§ **DIRECTIONS**: Copy the lines that follow, keeping every character the same.

§ **RECORDED INFORMATION**:
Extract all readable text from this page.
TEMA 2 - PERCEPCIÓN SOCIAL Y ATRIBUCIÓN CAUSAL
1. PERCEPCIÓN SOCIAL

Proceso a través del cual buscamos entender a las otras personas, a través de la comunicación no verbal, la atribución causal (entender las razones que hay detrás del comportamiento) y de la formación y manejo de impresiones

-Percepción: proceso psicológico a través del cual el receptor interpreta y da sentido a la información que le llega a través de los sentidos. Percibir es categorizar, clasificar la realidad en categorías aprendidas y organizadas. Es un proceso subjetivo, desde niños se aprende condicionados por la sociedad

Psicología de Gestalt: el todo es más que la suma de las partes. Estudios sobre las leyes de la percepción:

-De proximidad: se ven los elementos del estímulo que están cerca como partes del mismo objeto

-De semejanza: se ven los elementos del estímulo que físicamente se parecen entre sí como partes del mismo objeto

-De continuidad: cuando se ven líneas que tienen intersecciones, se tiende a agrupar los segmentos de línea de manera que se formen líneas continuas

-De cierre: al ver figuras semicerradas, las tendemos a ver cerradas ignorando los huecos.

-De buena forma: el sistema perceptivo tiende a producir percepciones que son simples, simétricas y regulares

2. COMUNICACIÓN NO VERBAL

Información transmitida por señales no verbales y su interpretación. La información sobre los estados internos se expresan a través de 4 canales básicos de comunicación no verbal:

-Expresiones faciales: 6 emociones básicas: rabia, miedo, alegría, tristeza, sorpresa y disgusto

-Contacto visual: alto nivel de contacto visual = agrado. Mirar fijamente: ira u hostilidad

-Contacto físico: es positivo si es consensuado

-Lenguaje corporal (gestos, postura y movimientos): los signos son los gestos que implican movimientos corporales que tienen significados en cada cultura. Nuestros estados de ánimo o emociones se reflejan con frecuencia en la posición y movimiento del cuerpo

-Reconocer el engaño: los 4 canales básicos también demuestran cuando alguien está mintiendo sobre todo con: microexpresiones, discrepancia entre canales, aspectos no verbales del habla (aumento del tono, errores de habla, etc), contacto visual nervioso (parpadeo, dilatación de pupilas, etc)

§ **ANSWER FOR THIS EXERCISE**:
Extract all readable text from this page.
TEMA 2 - PERCEPCIÓN SOCIAL Y ATRIBUCIÓN CAUSAL
1. PERCEPCIÓN SOCIAL

Proceso a través del cual buscamos entender a las otras personas, a través de la comunicación no verbal, la atribución causal (entender las razones que hay detrás del comportamiento) y de la formación y manejo de impresiones

-Percepción: proceso psicológico a través del cual el receptor interpreta y da sentido a la información que le llega a través de los sentidos. Percibir es categorizar, clasificar la realidad en categorías aprendidas y organizadas. Es un proceso subjetivo, desde niños se aprende condicionados por la sociedad

Psicología de Gestalt: el todo es más que la suma de las partes. Estudios sobre las leyes de la percepción:

-De proximidad: se ven los elementos del estímulo que están cerca como partes del mismo objeto

-De semejanza: se ven los elementos del estímulo que físicamente se parecen entre sí como partes del mismo objeto

-De continuidad: cuando se ven líneas que tienen intersecciones, se tiende a agrupar los segmentos de línea de manera que se formen líneas continuas

-De cierre: al ver figuras semicerradas, las tendemos a ver cerradas ignorando los huecos.

-De buena forma: el sistema perceptivo tiende a producir percepciones que son simples, simétricas y regulares

2. COMUNICACIÓN NO VERBAL

Información transmitida por señales no verbales y su interpretación. La información sobre los estados internos se expresan a través de 4 canales básicos de comunicación no verbal:

-Expresiones faciales: 6 emociones básicas: rabia, miedo, alegría, tristeza, sorpresa y disgusto

-Contacto visual: alto nivel de contacto visual = agrado. Mirar fijamente: ira u hostilidad

-Contacto físico: es positivo si es consensuado

-Lenguaje corporal (gestos, postura y movimientos): los signos son los gestos que implican movimientos corporales que tienen significados en cada cultura. Nuestros estados de ánimo o emociones se reflejan con frecuencia en la posición y movimiento del cuerpo

-Reconocer el engaño: los 4 canales básicos también demuestran cuando alguien está mintiendo sobre todo con: microexpresiones, discrepancia entre canales, aspectos no verbales del habla (aumento del tono, errores de habla, etc), contacto visual nervioso (parpadeo, dilatación de pupilas, etc)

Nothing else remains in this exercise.